* [Request]
Note how many lines hold "losses" and report that number by itself.

○ ○ ○ ○ ○ ○ ○

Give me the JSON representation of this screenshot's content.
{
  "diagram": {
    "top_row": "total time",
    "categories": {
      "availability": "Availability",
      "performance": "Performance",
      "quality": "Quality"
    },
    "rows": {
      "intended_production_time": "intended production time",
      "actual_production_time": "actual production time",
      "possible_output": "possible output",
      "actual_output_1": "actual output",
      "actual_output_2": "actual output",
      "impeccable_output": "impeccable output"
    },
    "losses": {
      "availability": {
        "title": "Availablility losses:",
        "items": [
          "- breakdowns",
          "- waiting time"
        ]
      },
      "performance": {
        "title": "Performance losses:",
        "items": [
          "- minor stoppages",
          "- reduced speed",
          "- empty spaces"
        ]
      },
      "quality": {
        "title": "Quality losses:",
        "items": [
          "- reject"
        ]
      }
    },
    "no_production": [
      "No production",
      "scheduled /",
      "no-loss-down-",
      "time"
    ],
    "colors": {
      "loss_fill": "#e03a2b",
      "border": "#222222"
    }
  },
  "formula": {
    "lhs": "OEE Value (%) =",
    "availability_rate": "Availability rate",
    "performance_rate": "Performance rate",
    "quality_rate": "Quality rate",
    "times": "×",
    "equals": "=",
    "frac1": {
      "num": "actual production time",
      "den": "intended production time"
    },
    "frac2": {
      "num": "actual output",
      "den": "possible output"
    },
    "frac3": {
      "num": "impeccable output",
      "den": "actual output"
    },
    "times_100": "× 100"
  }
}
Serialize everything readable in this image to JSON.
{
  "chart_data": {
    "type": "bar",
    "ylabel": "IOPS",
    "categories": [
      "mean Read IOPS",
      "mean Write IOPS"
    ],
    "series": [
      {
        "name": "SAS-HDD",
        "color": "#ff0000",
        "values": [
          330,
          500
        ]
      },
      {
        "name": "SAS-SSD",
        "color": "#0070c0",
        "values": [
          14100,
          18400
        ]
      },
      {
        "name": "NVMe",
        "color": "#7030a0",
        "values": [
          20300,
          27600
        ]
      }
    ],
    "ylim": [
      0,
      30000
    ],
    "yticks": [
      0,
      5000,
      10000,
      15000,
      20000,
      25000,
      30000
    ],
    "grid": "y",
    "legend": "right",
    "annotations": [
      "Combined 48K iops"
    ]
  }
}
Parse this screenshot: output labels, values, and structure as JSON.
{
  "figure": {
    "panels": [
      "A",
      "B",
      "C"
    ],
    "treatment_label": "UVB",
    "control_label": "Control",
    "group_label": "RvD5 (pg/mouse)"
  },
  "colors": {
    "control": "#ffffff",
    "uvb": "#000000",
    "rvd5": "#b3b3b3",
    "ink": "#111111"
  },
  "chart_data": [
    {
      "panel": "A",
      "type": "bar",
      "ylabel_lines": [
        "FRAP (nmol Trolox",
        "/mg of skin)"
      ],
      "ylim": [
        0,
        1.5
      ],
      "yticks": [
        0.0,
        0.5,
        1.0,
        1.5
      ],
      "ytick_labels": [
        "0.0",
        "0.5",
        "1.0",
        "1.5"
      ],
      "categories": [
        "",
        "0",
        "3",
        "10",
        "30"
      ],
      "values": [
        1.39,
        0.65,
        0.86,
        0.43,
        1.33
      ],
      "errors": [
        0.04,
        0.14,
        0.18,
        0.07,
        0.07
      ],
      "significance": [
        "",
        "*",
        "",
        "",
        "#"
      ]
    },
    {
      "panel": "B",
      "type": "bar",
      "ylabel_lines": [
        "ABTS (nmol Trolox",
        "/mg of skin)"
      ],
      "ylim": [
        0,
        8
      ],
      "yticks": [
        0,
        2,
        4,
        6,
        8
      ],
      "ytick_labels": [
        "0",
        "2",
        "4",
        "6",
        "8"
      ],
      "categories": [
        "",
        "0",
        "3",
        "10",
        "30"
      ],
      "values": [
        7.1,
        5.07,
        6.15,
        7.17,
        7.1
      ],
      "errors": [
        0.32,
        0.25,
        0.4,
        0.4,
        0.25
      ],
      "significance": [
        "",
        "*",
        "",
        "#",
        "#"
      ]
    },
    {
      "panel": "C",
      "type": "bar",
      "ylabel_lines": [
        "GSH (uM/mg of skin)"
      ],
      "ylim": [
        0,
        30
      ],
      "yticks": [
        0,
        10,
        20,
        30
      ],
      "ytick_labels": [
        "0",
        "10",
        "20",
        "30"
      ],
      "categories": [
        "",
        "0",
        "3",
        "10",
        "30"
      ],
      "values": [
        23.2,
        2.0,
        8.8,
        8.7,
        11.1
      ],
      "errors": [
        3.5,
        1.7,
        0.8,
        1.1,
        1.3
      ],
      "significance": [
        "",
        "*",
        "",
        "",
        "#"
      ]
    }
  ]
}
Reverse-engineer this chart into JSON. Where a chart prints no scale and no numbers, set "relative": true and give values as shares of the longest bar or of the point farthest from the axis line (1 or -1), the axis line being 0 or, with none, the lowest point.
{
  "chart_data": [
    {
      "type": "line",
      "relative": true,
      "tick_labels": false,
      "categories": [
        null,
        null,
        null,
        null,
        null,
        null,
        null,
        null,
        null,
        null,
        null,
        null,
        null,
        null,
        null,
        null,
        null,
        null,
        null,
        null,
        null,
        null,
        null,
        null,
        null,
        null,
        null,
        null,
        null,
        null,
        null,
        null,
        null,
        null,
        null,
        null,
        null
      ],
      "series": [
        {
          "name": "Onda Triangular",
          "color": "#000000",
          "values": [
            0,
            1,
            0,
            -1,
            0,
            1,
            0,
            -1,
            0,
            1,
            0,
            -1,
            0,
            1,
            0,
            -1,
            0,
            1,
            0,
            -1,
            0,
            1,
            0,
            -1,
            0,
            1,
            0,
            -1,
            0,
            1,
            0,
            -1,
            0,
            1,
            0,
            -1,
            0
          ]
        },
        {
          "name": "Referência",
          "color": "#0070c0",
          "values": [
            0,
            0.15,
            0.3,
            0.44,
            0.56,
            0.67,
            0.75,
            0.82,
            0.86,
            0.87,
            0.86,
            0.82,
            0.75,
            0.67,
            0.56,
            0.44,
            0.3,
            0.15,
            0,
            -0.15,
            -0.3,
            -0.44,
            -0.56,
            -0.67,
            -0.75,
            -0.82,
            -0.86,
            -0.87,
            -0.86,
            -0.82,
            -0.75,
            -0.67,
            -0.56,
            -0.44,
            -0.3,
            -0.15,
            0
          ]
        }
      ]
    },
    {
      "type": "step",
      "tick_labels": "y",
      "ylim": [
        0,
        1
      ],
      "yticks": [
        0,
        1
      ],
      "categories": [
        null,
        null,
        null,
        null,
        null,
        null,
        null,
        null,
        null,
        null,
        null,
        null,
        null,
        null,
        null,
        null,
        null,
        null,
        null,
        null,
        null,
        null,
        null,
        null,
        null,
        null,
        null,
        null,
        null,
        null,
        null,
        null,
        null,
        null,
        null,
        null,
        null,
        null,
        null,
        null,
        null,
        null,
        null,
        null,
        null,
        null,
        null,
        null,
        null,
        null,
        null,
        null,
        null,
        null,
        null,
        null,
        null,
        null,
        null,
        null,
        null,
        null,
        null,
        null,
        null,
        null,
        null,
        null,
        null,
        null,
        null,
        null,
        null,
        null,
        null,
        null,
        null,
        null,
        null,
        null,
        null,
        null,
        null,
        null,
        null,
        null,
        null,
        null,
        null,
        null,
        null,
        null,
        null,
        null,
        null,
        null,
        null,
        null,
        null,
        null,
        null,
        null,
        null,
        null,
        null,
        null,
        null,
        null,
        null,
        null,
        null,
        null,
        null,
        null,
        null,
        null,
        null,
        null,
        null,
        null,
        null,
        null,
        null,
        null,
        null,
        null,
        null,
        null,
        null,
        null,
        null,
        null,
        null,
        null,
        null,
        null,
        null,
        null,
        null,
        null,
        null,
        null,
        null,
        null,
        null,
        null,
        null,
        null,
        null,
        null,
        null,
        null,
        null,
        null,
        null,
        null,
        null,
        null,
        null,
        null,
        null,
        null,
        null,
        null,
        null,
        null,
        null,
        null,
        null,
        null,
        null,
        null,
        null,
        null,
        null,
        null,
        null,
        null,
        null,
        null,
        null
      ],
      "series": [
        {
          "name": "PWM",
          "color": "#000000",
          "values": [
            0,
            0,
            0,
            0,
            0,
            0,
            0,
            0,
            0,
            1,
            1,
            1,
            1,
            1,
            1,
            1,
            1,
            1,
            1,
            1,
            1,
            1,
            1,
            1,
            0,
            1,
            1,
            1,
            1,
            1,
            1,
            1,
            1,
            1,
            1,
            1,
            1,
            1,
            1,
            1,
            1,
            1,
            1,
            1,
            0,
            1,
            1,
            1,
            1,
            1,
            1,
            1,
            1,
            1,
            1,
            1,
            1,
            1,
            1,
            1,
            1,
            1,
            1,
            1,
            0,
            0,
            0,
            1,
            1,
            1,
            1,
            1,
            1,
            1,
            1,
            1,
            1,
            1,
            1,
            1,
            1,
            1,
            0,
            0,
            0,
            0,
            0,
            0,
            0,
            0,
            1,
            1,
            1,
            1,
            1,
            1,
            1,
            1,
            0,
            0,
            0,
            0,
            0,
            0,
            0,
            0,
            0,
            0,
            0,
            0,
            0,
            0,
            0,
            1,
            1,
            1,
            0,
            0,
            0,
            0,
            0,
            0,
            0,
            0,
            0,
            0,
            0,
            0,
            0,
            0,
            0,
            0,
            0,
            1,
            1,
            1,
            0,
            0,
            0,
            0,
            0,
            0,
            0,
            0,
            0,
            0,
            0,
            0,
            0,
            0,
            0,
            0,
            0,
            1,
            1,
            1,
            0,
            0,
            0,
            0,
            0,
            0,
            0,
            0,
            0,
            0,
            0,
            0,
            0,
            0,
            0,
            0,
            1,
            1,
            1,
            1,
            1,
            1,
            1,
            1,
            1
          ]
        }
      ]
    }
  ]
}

○ ○ ○ ○ ○ ○ ○

* [Answer in full]
4